Page text entries
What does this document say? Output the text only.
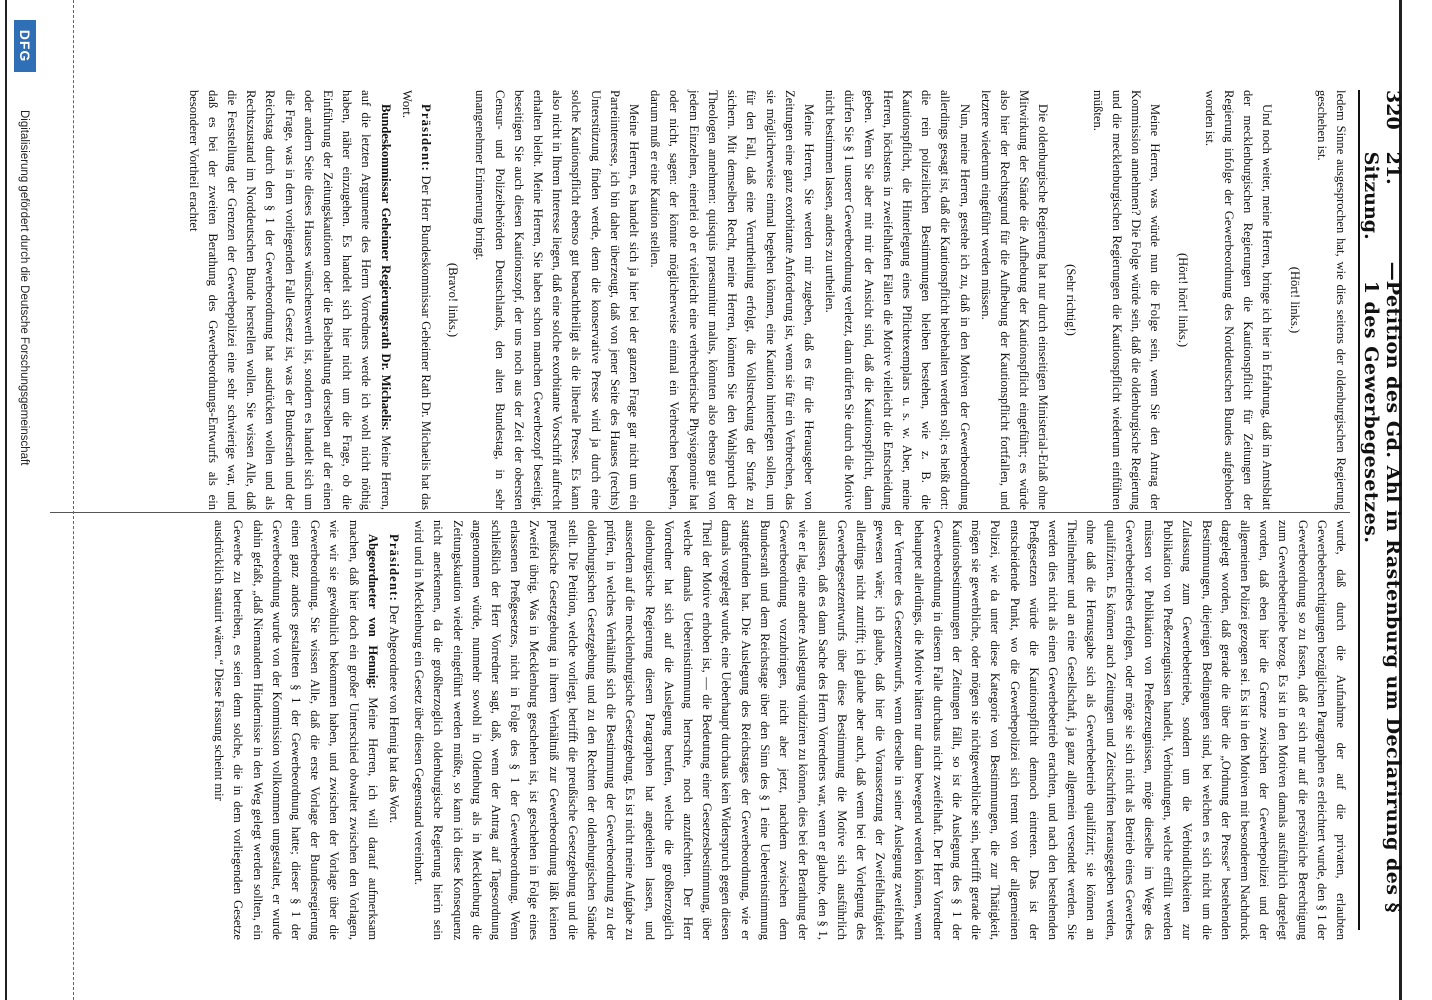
320
21. Sitzung.
—
Petition des Gd. Ahl in Rastenburg um Declarirung des § 1 des Gewerbegesetzes.

ledem Sinne ausgesprochen hat, wie dies seitens der oldenburgischen Regierung geschehen ist.

(Hört! links.)

Und noch weiter, meine Herren, bringe ich hier in Erfahrung, daß im Amtsblatt der mecklenburgischen Regierungen die Kautionspflicht für Zeitungen der Regierung infolge der Gewerbeordnung des Norddeutschen Bundes aufgehoben worden ist.

(Hört! hört! links.)

Meine Herren, was würde nun die Folge sein, wenn Sie den Antrag der Kommission annehmen? Die Folge würde sein, daß die oldenburgische Regierung und die mecklenburgischen Regierungen die Kautionspflicht wiederum einführen müßten.

(Sehr richtig!)

Die oldenburgische Regierung hat nur durch einseitigen Ministerial-Erlaß ohne Mitwirkung der Stände die Aufhebung der Kautionspflicht eingeführt; es würde also hier der Rechtsgrund für die Aufhebung der Kautionspflicht fortfallen, und letztere wiederum eingeführt werden müssen.

Nun, meine Herren, gestehe ich zu, daß in den Motiven der Gewerbeordnung allerdings gesagt ist, daß die Kautionspflicht beibehalten werden soll; es heißt dort: die rein polizeilichen Bestimmungen bleiben bestehen, wie z. B. die Kautionspflicht, die Hinterlegung eines Pflichtexemplars u. s. w. Aber, meine Herren, höchstens in zweifelhaften Fällen die Motive vielleicht die Entscheidung geben. Wenn Sie aber mit mir der Ansicht sind, daß die Kautionspflicht, dann dürfen Sie § 1 unserer Gewerbeordnung verletzt, dann dürfen Sie durch die Motive nicht bestimmen lassen, anders zu urtheilen.

Meine Herren, Sie werden mir zugeben, daß es für die Herausgeber von Zeitungen eine ganz exorbitante Anforderung ist, wenn sie für ein Verbrechen, das sie möglicherweise einmal begehen können, eine Kaution hinterlegen sollen, um für den Fall, daß eine Verurtheilung erfolgt, die Vollstreckung der Strafe zu sichern. Mit demselben Recht, meine Herren, könnten Sie den Wahlspruch der Theologen annehmen: quisquis praesumitur malus, könnten also ebenso gut von jedem Einzelnen, einerlei ob er vielleicht eine verbrecherische Physiognomie hat oder nicht, sagen: der könnte möglicherweise einmal ein Verbrechen begehen, darum muß er eine Kaution stellen.

Meine Herren, es handelt sich ja hier bei der ganzen Frage gar nicht um ein Parteiinteresse, ich bin daher überzeugt, daß von jener Seite des Hauses (rechts) Unterstützung finden werde, denn die konservative Presse wird ja durch eine solche Kautionspflicht ebenso gut benachtheiligt als die liberale Presse. Es kann also nicht in Ihrem Interesse liegen, daß eine solche exorbitante Vorschrift aufrecht erhalten bleibt. Meine Herren, Sie haben schon manchen Gewerbezopf beseitigt, beseitigen Sie auch diesen Kautionszopf, der uns noch aus der Zeit der obersten Censur- und Polizeibehörden Deutschlands, den alten Bundestag, in sehr unangenehmer Erinnerung bringt.

(Bravo! links.)

Präsident: Der Herr Bundeskommissar Geheimer Rath Dr. Michaelis hat das Wort.

Bundeskommissar Geheimer Regierungsrath Dr. Michaelis: Meine Herren, auf die letzten Argumente des Herrn Vorredners werde ich wohl nicht nöthig haben, näher einzugehen. Es handelt sich hier nicht um die Frage, ob die Einführung der Zeitungskautionen oder die Beibehaltung derselben auf der einen oder andern Seite dieses Hauses wünschenswerth ist, sondern es handelt sich um die Frage, was in dem vorliegenden Falle Gesetz ist, was der Bundesrath und der Reichstag durch den § 1 der Gewerbeordnung hat ausdrücken wollen und als Rechtszustand im Norddeutschen Bunde herstellen wollen. Sie wissen Alle, daß die Feststellung der Grenzen der Gewerbepolizei eine sehr schwierige war, und daß es bei der zweiten Berathung des Gewerbeordnungs-Entwurfs als ein besonderer Vortheil erachtet

wurde, daß durch die Aufnahme der auf die privaten, erlaubten Gewerbeberechtigungen bezüglichen Paragraphen es erleichtert wurde, den § 1 der Gewerbeordnung so zu fassen, daß er sich nur auf die persönliche Berechtigung zum Gewerbebetriebe bezog. Es ist in den Motiven damals ausführlich dargelegt worden, daß eben hier die Grenze zwischen der Gewerbepolizei und der allgemeinen Polizei gezogen sei. Es ist in den Motiven mit besonderem Nachdruck dargelegt worden, daß gerade die über die „Ordnung der Presse“ bestehenden Bestimmungen, diejenigen Bedingungen sind, bei welchen es sich nicht um die Zulassung zum Gewerbebetriebe, sondern um die Verbindlichkeiten zur Publikation von Preßerzeugnissen handelt, Verbindungen, welche erfüllt werden müssen vor Publikation von Preßerzeugnissen, möge dieselbe im Wege des Gewerbebetriebes erfolgen, oder möge sie sich nicht als Betrieb eines Gewerbes qualifiziren. Es können auch Zeitungen und Zeitschriften herausgegeben werden, ohne daß die Herausgabe sich als Gewerbebetrieb qualifizirt; sie können an Theilnehmer und an eine Gesellschaft, ja ganz allgemein versendet werden. Sie werden dies nicht als einen Gewerbebetrieb erachten, und nach den bestehenden Preßgesetzen würde die Kautionspflicht dennoch eintreten. Das ist der entscheidende Punkt, wo die Gewerbepolizei sich trennt von der allgemeinen Polizei, wie da unter diese Kategorie von Bestimmungen, die zur Thätigkeit, mögen sie gewerbliche, oder mögen sie nichtgewerbliche sein, betrifft gerade die Kautionsbestimmungen der Zeitungen fällt, so ist die Auslegung des § 1 der Gewerbeordnung in diesem Falle durchaus nicht zweifelhaft. Der Herr Vorredner behauptet allerdings, die Motive hätten nur dann bewegend werden können, wenn der Vertreter des Gesetzentwurfs, wenn derselbe in seiner Auslegung zweifelhaft gewesen wäre; ich glaube, daß hier die Voraussetzung der Zweifelhaftigkeit allerdings nicht zutrifft; ich glaube aber auch, daß wenn bei der Vorlegung des Gewerbegesetzentwurfs über diese Bestimmung die Motive sich ausführlich auslassen, daß es dann Sache des Herrn Vorredners war, wenn er glaubte, den § 1, wie er lag, eine andere Auslegung vindiziren zu können, dies bei der Berathung der Gewerbeordnung vorzubringen, nicht aber jetzt, nachdem zwischen dem Bundesrath und dem Reichstage über den Sinn des § 1 eine Uebereinstimmung stattgefunden hat. Die Auslegung des Reichstages der Gewerbeordnung, wie er damals vorgelegt wurde, eine Ueberhaupt durchaus kein Widerspruch gegen diesen Theil der Motive erhoben ist, — die Bedeutung einer Gesetzesbestimmung, über welche damals Uebereinstimmung herrschte, noch anzufechten. Der Herr Vorredner hat sich auf die Auslegung berufen, welche die großherzoglich oldenburgische Regierung diesem Paragraphen hat angedeihen lassen, und ausserdem auf die mecklenburgische Gesetzgebung. Es ist nicht meine Aufgabe zu prüfen, in welches Verhältniß sich die Bestimmung der Gewerbeordnung zu der oldenburgischen Gesetzgebung und zu den Rechten der oldenburgischen Stände stellt. Die Petition, welche vorliegt, betrifft die preußische Gesetzgebung und die preußische Gesetzgebung in ihrem Verhältniß zur Gewerbeordnung läßt keinen Zweifel übrig. Was in Mecklenburg geschehen ist, ist geschehen in Folge eines erlassenen Preßgesetzes, nicht in Folge des § 1 der Gewerbeordnung. Wenn schließlich der Herr Vorredner sagt, daß, wenn der Antrag auf Tagesordnung angenommen würde, nunmehr sowohl in Oldenburg als in Mecklenburg die Zeitungskaution wieder eingeführt werden müßte, so kann ich diese Konsequenz nicht anerkennen, da die großherzoglich oldenburgische Regierung hierin sein wird und in Mecklenburg ein Gesetz über diesen Gegenstand vereinbart.

Präsident: Der Abgeordnete von Hennig hat das Wort.

Abgeordneter von Hennig: Meine Herren, ich will darauf aufmerksam machen, daß hier doch ein großer Unterschied obwaltet zwischen den Vorlagen, wie wir sie gewöhnlich bekommen haben, und zwischen der Vorlage über die Gewerbeordnung. Sie wissen Alle, daß die erste Vorlage der Bundesregierung einen ganz anders gestalteten § 1 der Gewerbeordnung hatte; dieser § 1 der Gewerbeordnung wurde von der Kommission vollkommen umgestaltet, er wurde dahin gefaßt, „daß Niemandem Hindernisse in den Weg gelegt werden sollten, ein Gewerbe zu betreiben, es seien denn solche, die in dem vorliegenden Gesetze ausdrücklich statuirt wären.“ Diese Fassung scheint mir

DFG
Digitalisierung gefördert durch die Deutsche Forschungsgemeinschaft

=== YOUR ASSIGNMENT ===
Looking at the records, how many of the lines contain the string "solche"? Only the number should be given.

=== SOLUTION ===
2